**What to work on**:
Below is a block of data; give all of it again word for word.

**Dataset records**:
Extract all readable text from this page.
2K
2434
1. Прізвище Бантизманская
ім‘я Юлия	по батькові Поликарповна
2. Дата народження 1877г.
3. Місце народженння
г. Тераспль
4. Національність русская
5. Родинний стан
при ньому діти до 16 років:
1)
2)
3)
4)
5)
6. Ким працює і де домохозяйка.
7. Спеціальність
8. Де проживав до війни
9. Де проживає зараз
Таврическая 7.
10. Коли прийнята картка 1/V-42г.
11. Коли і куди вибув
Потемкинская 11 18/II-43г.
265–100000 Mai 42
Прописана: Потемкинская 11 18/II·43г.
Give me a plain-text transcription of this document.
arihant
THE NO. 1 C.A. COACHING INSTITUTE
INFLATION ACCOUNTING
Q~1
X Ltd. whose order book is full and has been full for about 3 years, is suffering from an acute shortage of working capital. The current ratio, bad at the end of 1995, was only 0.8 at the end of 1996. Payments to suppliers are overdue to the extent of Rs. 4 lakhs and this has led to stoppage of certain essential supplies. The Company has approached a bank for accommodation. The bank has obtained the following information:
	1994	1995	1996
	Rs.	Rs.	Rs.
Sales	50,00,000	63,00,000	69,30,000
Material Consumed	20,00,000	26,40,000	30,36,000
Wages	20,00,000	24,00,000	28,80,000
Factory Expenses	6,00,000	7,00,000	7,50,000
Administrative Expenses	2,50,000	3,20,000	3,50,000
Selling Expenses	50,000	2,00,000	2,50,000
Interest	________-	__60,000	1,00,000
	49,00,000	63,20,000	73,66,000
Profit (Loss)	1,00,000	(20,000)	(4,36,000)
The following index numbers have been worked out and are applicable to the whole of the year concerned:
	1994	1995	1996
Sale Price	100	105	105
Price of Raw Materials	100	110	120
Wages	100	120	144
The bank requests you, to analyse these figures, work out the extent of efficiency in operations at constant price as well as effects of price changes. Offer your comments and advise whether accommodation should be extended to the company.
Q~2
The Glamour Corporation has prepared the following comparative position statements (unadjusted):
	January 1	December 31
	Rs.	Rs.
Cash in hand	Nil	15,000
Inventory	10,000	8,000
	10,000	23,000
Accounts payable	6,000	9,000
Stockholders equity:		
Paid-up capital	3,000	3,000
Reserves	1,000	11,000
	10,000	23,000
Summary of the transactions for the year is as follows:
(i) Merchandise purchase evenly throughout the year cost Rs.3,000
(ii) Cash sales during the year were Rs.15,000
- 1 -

**Full response**:
Extract all readable text from this page.
2K
2434
1. Прізвище Бантизманская
ім‘я Юлия	по батькові Поликарповна
2. Дата народження 1877г.
3. Місце народженння
г. Тераспль
4. Національність русская
5. Родинний стан
при ньому діти до 16 років:
1)
2)
3)
4)
5)
6. Ким працює і де домохозяйка.
7. Спеціальність
8. Де проживав до війни
9. Де проживає зараз
Таврическая 7.
10. Коли прийнята картка 1/V-42г.
11. Коли і куди вибув
Потемкинская 11 18/II-43г.
265–100000 Mai 42
Прописана: Потемкинская 11 18/II·43г.
Give me a plain-text transcription of this document.
arihant
THE NO. 1 C.A. COACHING INSTITUTE
INFLATION ACCOUNTING
Q~1
X Ltd. whose order book is full and has been full for about 3 years, is suffering from an acute shortage of working capital. The current ratio, bad at the end of 1995, was only 0.8 at the end of 1996. Payments to suppliers are overdue to the extent of Rs. 4 lakhs and this has led to stoppage of certain essential supplies. The Company has approached a bank for accommodation. The bank has obtained the following information:
	1994	1995	1996
	Rs.	Rs.	Rs.
Sales	50,00,000	63,00,000	69,30,000
Material Consumed	20,00,000	26,40,000	30,36,000
Wages	20,00,000	24,00,000	28,80,000
Factory Expenses	6,00,000	7,00,000	7,50,000
Administrative Expenses	2,50,000	3,20,000	3,50,000
Selling Expenses	50,000	2,00,000	2,50,000
Interest	________-	__60,000	1,00,000
	49,00,000	63,20,000	73,66,000
Profit (Loss)	1,00,000	(20,000)	(4,36,000)
The following index numbers have been worked out and are applicable to the whole of the year concerned:
	1994	1995	1996
Sale Price	100	105	105
Price of Raw Materials	100	110	120
Wages	100	120	144
The bank requests you, to analyse these figures, work out the extent of efficiency in operations at constant price as well as effects of price changes. Offer your comments and advise whether accommodation should be extended to the company.
Q~2
The Glamour Corporation has prepared the following comparative position statements (unadjusted):
	January 1	December 31
	Rs.	Rs.
Cash in hand	Nil	15,000
Inventory	10,000	8,000
	10,000	23,000
Accounts payable	6,000	9,000
Stockholders equity:		
Paid-up capital	3,000	3,000
Reserves	1,000	11,000
	10,000	23,000
Summary of the transactions for the year is as follows:
(i) Merchandise purchase evenly throughout the year cost Rs.3,000
(ii) Cash sales during the year were Rs.15,000
- 1 -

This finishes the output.